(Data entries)

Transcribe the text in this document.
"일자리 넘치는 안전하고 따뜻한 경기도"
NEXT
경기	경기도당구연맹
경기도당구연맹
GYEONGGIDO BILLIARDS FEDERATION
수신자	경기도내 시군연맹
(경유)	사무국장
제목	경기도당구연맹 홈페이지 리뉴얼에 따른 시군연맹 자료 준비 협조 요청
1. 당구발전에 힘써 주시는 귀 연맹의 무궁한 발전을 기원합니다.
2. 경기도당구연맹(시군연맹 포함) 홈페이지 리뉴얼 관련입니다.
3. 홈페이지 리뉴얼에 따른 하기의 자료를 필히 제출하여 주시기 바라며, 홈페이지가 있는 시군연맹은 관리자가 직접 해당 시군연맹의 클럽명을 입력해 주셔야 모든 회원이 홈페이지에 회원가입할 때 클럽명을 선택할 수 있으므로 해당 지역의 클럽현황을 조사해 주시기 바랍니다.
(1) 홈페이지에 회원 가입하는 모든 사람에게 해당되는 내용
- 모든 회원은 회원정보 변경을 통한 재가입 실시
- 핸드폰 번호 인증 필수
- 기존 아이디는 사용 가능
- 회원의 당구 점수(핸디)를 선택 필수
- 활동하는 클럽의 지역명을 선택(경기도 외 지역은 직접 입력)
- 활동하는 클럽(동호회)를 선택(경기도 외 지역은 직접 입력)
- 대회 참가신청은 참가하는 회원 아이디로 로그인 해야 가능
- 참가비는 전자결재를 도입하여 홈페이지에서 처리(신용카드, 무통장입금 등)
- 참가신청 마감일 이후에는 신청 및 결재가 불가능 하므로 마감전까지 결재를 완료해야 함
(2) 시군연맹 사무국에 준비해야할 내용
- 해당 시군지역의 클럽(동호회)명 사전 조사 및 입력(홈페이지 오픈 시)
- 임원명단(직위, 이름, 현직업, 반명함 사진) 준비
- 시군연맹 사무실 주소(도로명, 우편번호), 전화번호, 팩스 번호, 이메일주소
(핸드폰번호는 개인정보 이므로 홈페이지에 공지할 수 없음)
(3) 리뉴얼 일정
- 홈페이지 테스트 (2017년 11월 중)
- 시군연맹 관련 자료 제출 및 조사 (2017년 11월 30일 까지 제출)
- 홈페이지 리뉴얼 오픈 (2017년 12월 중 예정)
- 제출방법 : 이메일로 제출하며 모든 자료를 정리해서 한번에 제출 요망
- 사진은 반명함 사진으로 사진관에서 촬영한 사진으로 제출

Aim of the exercise
Working from the entries above, return all lines that contain "경기도당구연맹".

Correct result
경기	경기도당구연맹
경기도당구연맹
제목	경기도당구연맹 홈페이지 리뉴얼에 따른 시군연맹 자료 준비 협조 요청
2. 경기도당구연맹(시군연맹 포함) 홈페이지 리뉴얼 관련입니다.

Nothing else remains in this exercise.